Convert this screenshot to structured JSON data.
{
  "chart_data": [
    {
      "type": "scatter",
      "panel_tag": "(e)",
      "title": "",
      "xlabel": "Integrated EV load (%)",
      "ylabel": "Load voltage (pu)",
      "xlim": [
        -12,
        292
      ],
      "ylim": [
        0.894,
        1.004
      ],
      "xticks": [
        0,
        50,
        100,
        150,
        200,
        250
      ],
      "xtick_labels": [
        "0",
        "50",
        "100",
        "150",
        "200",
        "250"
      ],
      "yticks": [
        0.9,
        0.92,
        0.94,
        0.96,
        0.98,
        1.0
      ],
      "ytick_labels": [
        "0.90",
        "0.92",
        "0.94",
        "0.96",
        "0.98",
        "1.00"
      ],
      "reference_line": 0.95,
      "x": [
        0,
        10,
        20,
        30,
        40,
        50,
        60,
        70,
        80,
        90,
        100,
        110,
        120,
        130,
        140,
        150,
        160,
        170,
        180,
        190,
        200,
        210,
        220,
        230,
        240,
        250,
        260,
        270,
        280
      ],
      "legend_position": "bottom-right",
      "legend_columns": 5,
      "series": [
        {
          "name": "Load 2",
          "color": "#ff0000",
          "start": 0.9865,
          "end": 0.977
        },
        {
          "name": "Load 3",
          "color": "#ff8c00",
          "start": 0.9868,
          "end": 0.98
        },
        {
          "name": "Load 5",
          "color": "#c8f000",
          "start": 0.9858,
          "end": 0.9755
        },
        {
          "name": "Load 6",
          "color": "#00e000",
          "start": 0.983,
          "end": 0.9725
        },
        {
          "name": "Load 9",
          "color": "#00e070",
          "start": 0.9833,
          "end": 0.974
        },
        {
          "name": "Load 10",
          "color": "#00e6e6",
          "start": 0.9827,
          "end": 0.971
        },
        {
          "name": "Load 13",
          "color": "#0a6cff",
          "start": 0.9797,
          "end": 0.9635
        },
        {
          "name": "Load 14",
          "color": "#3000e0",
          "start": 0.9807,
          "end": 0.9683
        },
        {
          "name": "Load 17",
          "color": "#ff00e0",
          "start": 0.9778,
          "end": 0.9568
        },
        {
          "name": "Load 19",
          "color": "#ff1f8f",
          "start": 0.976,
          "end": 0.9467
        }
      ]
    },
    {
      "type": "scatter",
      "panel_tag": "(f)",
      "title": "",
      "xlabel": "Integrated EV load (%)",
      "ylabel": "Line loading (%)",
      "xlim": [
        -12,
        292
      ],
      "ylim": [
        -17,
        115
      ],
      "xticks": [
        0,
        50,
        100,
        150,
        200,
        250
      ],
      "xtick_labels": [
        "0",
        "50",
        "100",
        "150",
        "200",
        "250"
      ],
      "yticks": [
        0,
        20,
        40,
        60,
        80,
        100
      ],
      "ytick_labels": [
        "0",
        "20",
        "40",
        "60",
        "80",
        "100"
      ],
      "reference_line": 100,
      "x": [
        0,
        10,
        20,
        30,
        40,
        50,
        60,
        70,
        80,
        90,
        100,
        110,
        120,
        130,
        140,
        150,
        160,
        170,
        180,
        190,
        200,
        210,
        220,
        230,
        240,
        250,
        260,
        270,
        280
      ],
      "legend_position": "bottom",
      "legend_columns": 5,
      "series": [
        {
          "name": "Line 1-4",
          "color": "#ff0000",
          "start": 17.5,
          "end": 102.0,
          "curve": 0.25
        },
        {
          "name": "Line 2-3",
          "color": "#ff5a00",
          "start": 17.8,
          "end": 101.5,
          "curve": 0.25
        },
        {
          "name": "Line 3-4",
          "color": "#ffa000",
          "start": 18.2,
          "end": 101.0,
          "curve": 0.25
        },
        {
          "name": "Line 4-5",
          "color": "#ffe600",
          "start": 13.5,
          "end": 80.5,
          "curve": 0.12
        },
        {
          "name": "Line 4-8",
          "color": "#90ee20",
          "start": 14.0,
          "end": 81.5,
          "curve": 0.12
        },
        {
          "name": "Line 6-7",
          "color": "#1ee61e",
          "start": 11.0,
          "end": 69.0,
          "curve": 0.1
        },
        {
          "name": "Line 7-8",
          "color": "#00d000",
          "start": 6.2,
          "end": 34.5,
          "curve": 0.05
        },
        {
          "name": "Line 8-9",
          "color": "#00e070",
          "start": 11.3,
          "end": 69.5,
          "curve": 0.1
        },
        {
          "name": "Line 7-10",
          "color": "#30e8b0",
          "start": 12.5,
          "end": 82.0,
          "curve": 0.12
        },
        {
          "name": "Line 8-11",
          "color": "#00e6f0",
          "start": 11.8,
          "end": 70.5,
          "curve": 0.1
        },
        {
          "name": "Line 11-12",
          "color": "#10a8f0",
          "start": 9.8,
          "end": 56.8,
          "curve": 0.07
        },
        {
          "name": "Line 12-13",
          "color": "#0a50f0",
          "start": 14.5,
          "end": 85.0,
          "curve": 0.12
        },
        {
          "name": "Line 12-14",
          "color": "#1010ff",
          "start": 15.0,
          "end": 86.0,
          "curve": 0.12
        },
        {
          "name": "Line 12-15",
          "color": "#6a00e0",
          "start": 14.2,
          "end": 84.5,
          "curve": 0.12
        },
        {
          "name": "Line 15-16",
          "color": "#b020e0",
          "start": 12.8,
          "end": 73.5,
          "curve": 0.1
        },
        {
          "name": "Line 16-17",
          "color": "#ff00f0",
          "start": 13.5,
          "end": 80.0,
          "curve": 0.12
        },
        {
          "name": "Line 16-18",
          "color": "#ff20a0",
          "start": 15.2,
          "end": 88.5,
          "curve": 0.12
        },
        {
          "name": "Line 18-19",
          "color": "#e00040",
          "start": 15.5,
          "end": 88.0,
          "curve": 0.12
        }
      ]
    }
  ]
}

## Aim of the exercise
The entries above must be returned in full, exactly as shown.

## Answer to this problem
Convert this screenshot to structured JSON data.
{
  "chart_data": [
    {
      "type": "scatter",
      "panel_tag": "(e)",
      "title": "",
      "xlabel": "Integrated EV load (%)",
      "ylabel": "Load voltage (pu)",
      "xlim": [
        -12,
        292
      ],
      "ylim": [
        0.894,
        1.004
      ],
      "xticks": [
        0,
        50,
        100,
        150,
        200,
        250
      ],
      "xtick_labels": [
        "0",
        "50",
        "100",
        "150",
        "200",
        "250"
      ],
      "yticks": [
        0.9,
        0.92,
        0.94,
        0.96,
        0.98,
        1.0
      ],
      "ytick_labels": [
        "0.90",
        "0.92",
        "0.94",
        "0.96",
        "0.98",
        "1.00"
      ],
      "reference_line": 0.95,
      "x": [
        0,
        10,
        20,
        30,
        40,
        50,
        60,
        70,
        80,
        90,
        100,
        110,
        120,
        130,
        140,
        150,
        160,
        170,
        180,
        190,
        200,
        210,
        220,
        230,
        240,
        250,
        260,
        270,
        280
      ],
      "legend_position": "bottom-right",
      "legend_columns": 5,
      "series": [
        {
          "name": "Load 2",
          "color": "#ff0000",
          "start": 0.9865,
          "end": 0.977
        },
        {
          "name": "Load 3",
          "color": "#ff8c00",
          "start": 0.9868,
          "end": 0.98
        },
        {
          "name": "Load 5",
          "color": "#c8f000",
          "start": 0.9858,
          "end": 0.9755
        },
        {
          "name": "Load 6",
          "color": "#00e000",
          "start": 0.983,
          "end": 0.9725
        },
        {
          "name": "Load 9",
          "color": "#00e070",
          "start": 0.9833,
          "end": 0.974
        },
        {
          "name": "Load 10",
          "color": "#00e6e6",
          "start": 0.9827,
          "end": 0.971
        },
        {
          "name": "Load 13",
          "color": "#0a6cff",
          "start": 0.9797,
          "end": 0.9635
        },
        {
          "name": "Load 14",
          "color": "#3000e0",
          "start": 0.9807,
          "end": 0.9683
        },
        {
          "name": "Load 17",
          "color": "#ff00e0",
          "start": 0.9778,
          "end": 0.9568
        },
        {
          "name": "Load 19",
          "color": "#ff1f8f",
          "start": 0.976,
          "end": 0.9467
        }
      ]
    },
    {
      "type": "scatter",
      "panel_tag": "(f)",
      "title": "",
      "xlabel": "Integrated EV load (%)",
      "ylabel": "Line loading (%)",
      "xlim": [
        -12,
        292
      ],
      "ylim": [
        -17,
        115
      ],
      "xticks": [
        0,
        50,
        100,
        150,
        200,
        250
      ],
      "xtick_labels": [
        "0",
        "50",
        "100",
        "150",
        "200",
        "250"
      ],
      "yticks": [
        0,
        20,
        40,
        60,
        80,
        100
      ],
      "ytick_labels": [
        "0",
        "20",
        "40",
        "60",
        "80",
        "100"
      ],
      "reference_line": 100,
      "x": [
        0,
        10,
        20,
        30,
        40,
        50,
        60,
        70,
        80,
        90,
        100,
        110,
        120,
        130,
        140,
        150,
        160,
        170,
        180,
        190,
        200,
        210,
        220,
        230,
        240,
        250,
        260,
        270,
        280
      ],
      "legend_position": "bottom",
      "legend_columns": 5,
      "series": [
        {
          "name": "Line 1-4",
          "color": "#ff0000",
          "start": 17.5,
          "end": 102.0,
          "curve": 0.25
        },
        {
          "name": "Line 2-3",
          "color": "#ff5a00",
          "start": 17.8,
          "end": 101.5,
          "curve": 0.25
        },
        {
          "name": "Line 3-4",
          "color": "#ffa000",
          "start": 18.2,
          "end": 101.0,
          "curve": 0.25
        },
        {
          "name": "Line 4-5",
          "color": "#ffe600",
          "start": 13.5,
          "end": 80.5,
          "curve": 0.12
        },
        {
          "name": "Line 4-8",
          "color": "#90ee20",
          "start": 14.0,
          "end": 81.5,
          "curve": 0.12
        },
        {
          "name": "Line 6-7",
          "color": "#1ee61e",
          "start": 11.0,
          "end": 69.0,
          "curve": 0.1
        },
        {
          "name": "Line 7-8",
          "color": "#00d000",
          "start": 6.2,
          "end": 34.5,
          "curve": 0.05
        },
        {
          "name": "Line 8-9",
          "color": "#00e070",
          "start": 11.3,
          "end": 69.5,
          "curve": 0.1
        },
        {
          "name": "Line 7-10",
          "color": "#30e8b0",
          "start": 12.5,
          "end": 82.0,
          "curve": 0.12
        },
        {
          "name": "Line 8-11",
          "color": "#00e6f0",
          "start": 11.8,
          "end": 70.5,
          "curve": 0.1
        },
        {
          "name": "Line 11-12",
          "color": "#10a8f0",
          "start": 9.8,
          "end": 56.8,
          "curve": 0.07
        },
        {
          "name": "Line 12-13",
          "color": "#0a50f0",
          "start": 14.5,
          "end": 85.0,
          "curve": 0.12
        },
        {
          "name": "Line 12-14",
          "color": "#1010ff",
          "start": 15.0,
          "end": 86.0,
          "curve": 0.12
        },
        {
          "name": "Line 12-15",
          "color": "#6a00e0",
          "start": 14.2,
          "end": 84.5,
          "curve": 0.12
        },
        {
          "name": "Line 15-16",
          "color": "#b020e0",
          "start": 12.8,
          "end": 73.5,
          "curve": 0.1
        },
        {
          "name": "Line 16-17",
          "color": "#ff00f0",
          "start": 13.5,
          "end": 80.0,
          "curve": 0.12
        },
        {
          "name": "Line 16-18",
          "color": "#ff20a0",
          "start": 15.2,
          "end": 88.5,
          "curve": 0.12
        },
        {
          "name": "Line 18-19",
          "color": "#e00040",
          "start": 15.5,
          "end": 88.0,
          "curve": 0.12
        }
      ]
    }
  ]
}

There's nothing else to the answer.